**Stated exercise 1**
Reproduce the court excerpt below word for word, from its first sentence to its last.

**Excerpt provided**
= = =

The two respects that set this case apart are: first, the fact that the agency decision maker has already made a substantial disclosure as to the deliberative process, as reflected in Mr. Colleran's February 2011 letter to investors, and second, the agency's initial and continuing role in this civil case, as contemplated in the Consent Judgment, despite the fact that the agency is not a party. The Consent Judgment required Plaintiffs to bring this action.Moreover, the Attorney General is not a passive spectator in these proceedings. The Attorney General can prevent Plaintiffs from settling this action if it determines the terms are "unacceptable, " an undefined, and thus highly discretionary standard.

The common law has long recognized that a party may not put a communication into issue in litigation and then assert a privilege as to that communication, as is evident in modern-day privilege rules. See, e.g., M.R. Evid. 502(d)(3); MR. Evid. 503(e)(3).

Under the peculiar circumstances of this case, the Court concludes that the documents filed in camera should be produced to the Defendants. The information cannot be obtained from any other source, and its relevance and central significance to this case can hardly be overstated. The Court does not reach this decision lightly, and cautious that the analysis is highly specific to the unusual circumstances of this case. Nevertheless, Defendants have met their burden and, with one redaction for privileged information unrelated to tins case in an internal memorandum, the Court grants Defendant's motion to compel with respect to the documents filed in camera. On the other hand, based on the present record, the Court has no intention of permitting any further inquiry into the agency decision making process. No party will be allowed to bootstrap the disclosure mandated by this Order into further discovery that would not have been allowed in the absent of the disclosure mandated by this Order. In other words, the parties will have to work with the data they have, and will get by virtue of this Order.

The documents filed in camera were not indexed or Bates stamped, but the redacted document is the first page of a memo dated March 22, 2010. The Court is redacting the first paragraph and the final, partial paragraph of that single-paged document.

= = =

Element and region listings
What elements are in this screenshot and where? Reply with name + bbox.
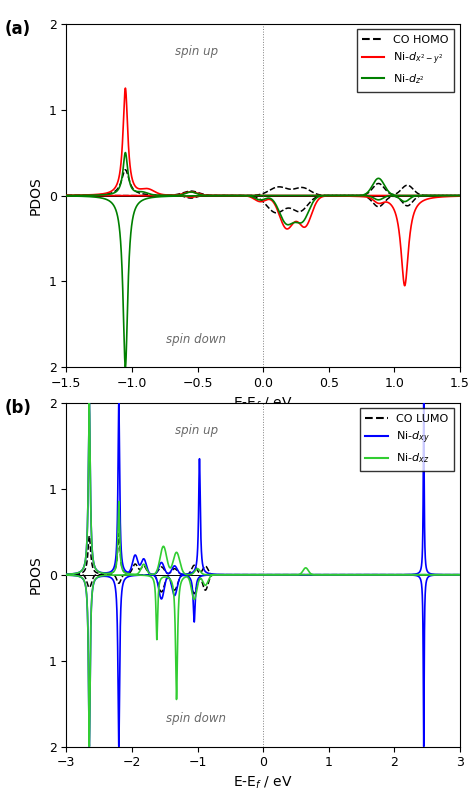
Y-axis label: PDOS: PDOS xyxy=(29,555,43,594)
Text: (a): (a) xyxy=(5,20,31,38)
Legend: CO HOMO, Ni-$d_{x^2-y^2}$, Ni-$d_{z^2}$: CO HOMO, Ni-$d_{x^2-y^2}$, Ni-$d_{z^2}$ xyxy=(356,29,454,92)
Text: (b): (b) xyxy=(5,399,32,417)
Text: spin up: spin up xyxy=(174,424,218,438)
X-axis label: E-E$_f$ / eV: E-E$_f$ / eV xyxy=(233,396,293,412)
Text: spin down: spin down xyxy=(166,712,226,725)
Text: spin up: spin up xyxy=(174,45,218,58)
Legend: CO LUMO, Ni-$d_{xy}$, Ni-$d_{xz}$: CO LUMO, Ni-$d_{xy}$, Ni-$d_{xz}$ xyxy=(360,408,454,471)
X-axis label: E-E$_f$ / eV: E-E$_f$ / eV xyxy=(233,775,293,790)
Text: spin down: spin down xyxy=(166,333,226,346)
Y-axis label: PDOS: PDOS xyxy=(29,176,43,215)
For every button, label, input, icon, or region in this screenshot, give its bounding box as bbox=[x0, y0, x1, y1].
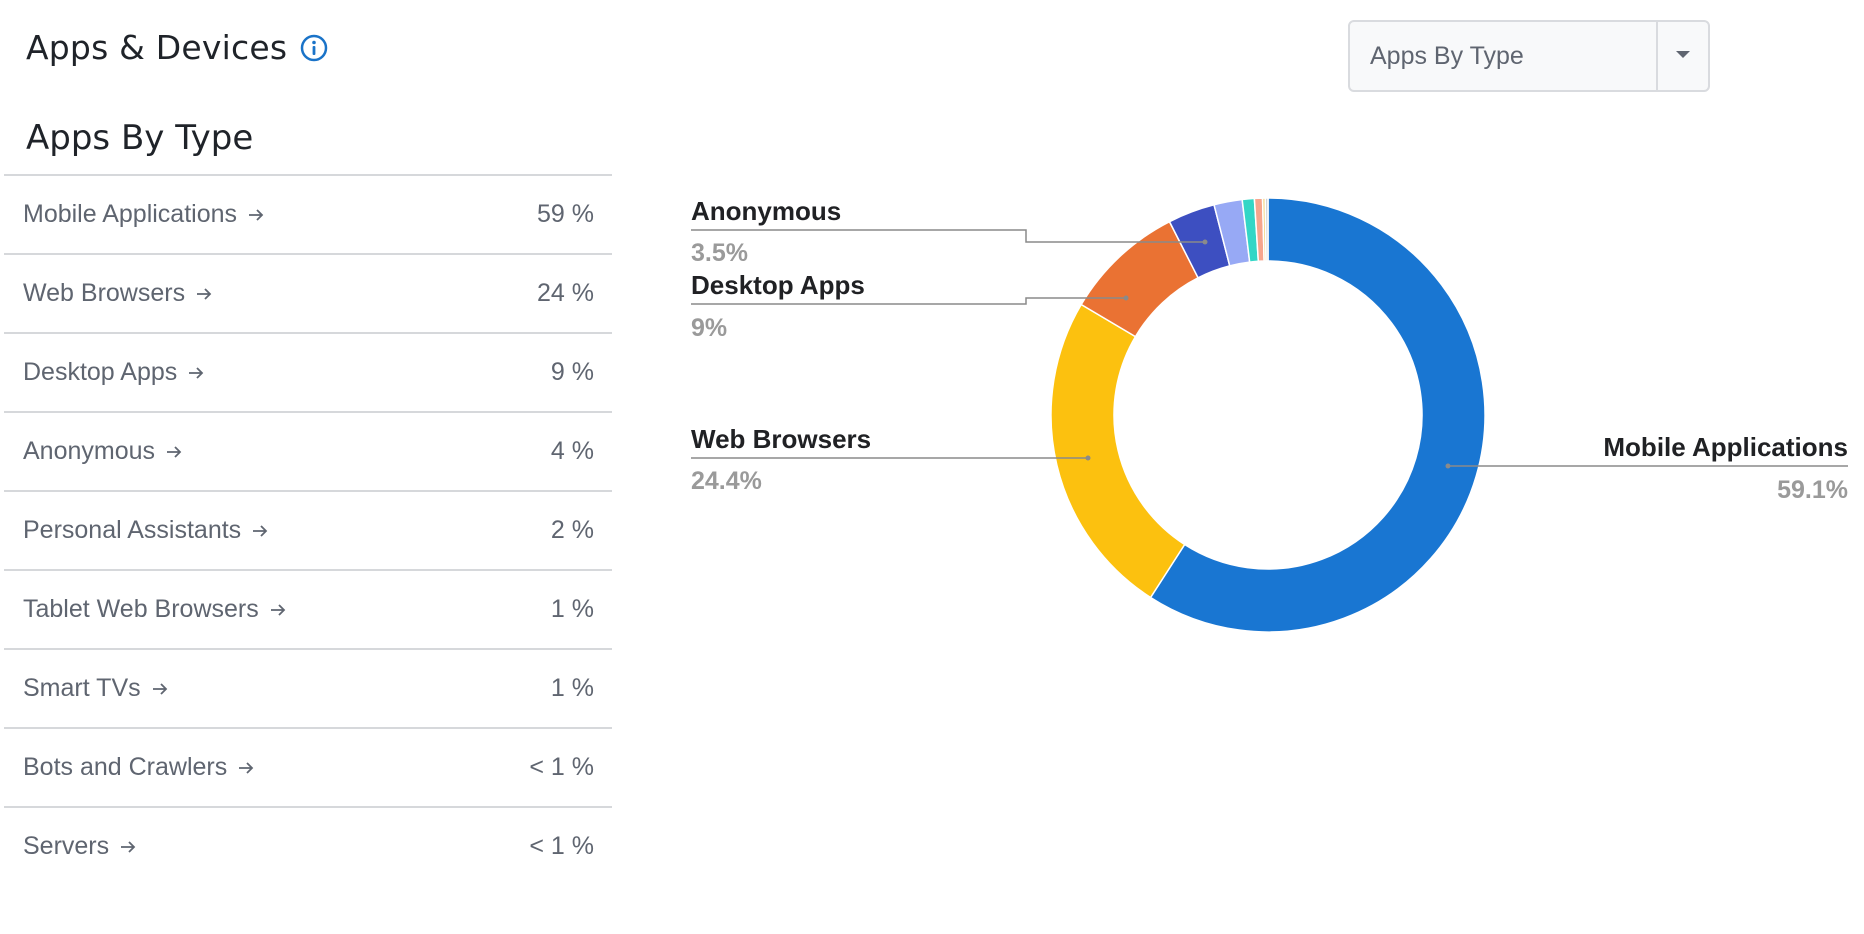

= = =

**Stated exercise 2**
Format the records from the start down to the line containing "Text: spin up: spin up xyxy=(174,45,218,58)", both ends included, as a two-column CSV with the columns "request" and "response". Each row should hold one request's text and its answer, each in a single quoted field with line breaks replaced by spaces, and the pictures should be left out.

**Full answer 1**
The two respects that set this case apart are: first, the fact that the agency decision maker has already made a substantial disclosure as to the deliberative process, as reflected in Mr. Colleran's February 2011 letter to investors, and second, the agency's initial and continuing role in this civil case, as contemplated in the Consent Judgment, despite the fact that the agency is not a party. The Consent Judgment required Plaintiffs to bring this action.Moreover, the Attorney General is not a passive spectator in these proceedings. The Attorney General can prevent Plaintiffs from settling this action if it determines the terms are "unacceptable, " an undefined, and thus highly discretionary standard.

The common law has long recognized that a party may not put a communication into issue in litigation and then assert a privilege as to that communication, as is evident in modern-day privilege rules. See, e.g., M.R. Evid. 502(d)(3); MR. Evid. 503(e)(3).

Under the peculiar circumstances of this case, the Court concludes that the documents filed in camera should be produced to the Defendants. The information cannot be obtained from any other source, and its relevance and central significance to this case can hardly be overstated. The Court does not reach this decision lightly, and cautious that the analysis is highly specific to the unusual circumstances of this case. Nevertheless, Defendants have met their burden and, with one redaction for privileged information unrelated to tins case in an internal memorandum, the Court grants Defendant's motion to compel with respect to the documents filed in camera. On the other hand, based on the present record, the Court has no intention of permitting any further inquiry into the agency decision making process. No party will be allowed to bootstrap the disclosure mandated by this Order into further discovery that would not have been allowed in the absent of the disclosure mandated by this Order. In other words, the parties will have to work with the data they have, and will get by virtue of this Order.

The documents filed in camera were not indexed or Bates stamped, but the redacted document is the first page of a memo dated March 22, 2010. The Court is redacting the first paragraph and the final, partial paragraph of that single-paged document.

**Full answer 2**
request,response
"What elements are in this screenshot and where? Reply with name + bbox.","Y-axis label: PDOS: PDOS xyxy=(29,555,43,594) Text: (a): (a) xyxy=(5,20,31,38) Legend: CO HOMO, Ni-$d_{x^2-y^2}$, Ni-$d_{z^2}$: CO HOMO, Ni-$d_{x^2-y^2}$, Ni-$d_{z^2}$ xyxy=(356,29,454,92) Text: (b): (b) xyxy=(5,399,32,417) Text: spin up: spin up xyxy=(174,424,218,438) X-axis label: E-E$_f$ / eV: E-E$_f$ / eV xyxy=(233,396,293,412) Text: spin down: spin down xyxy=(166,712,226,725) Text: spin up: spin up xyxy=(174,45,218,58)"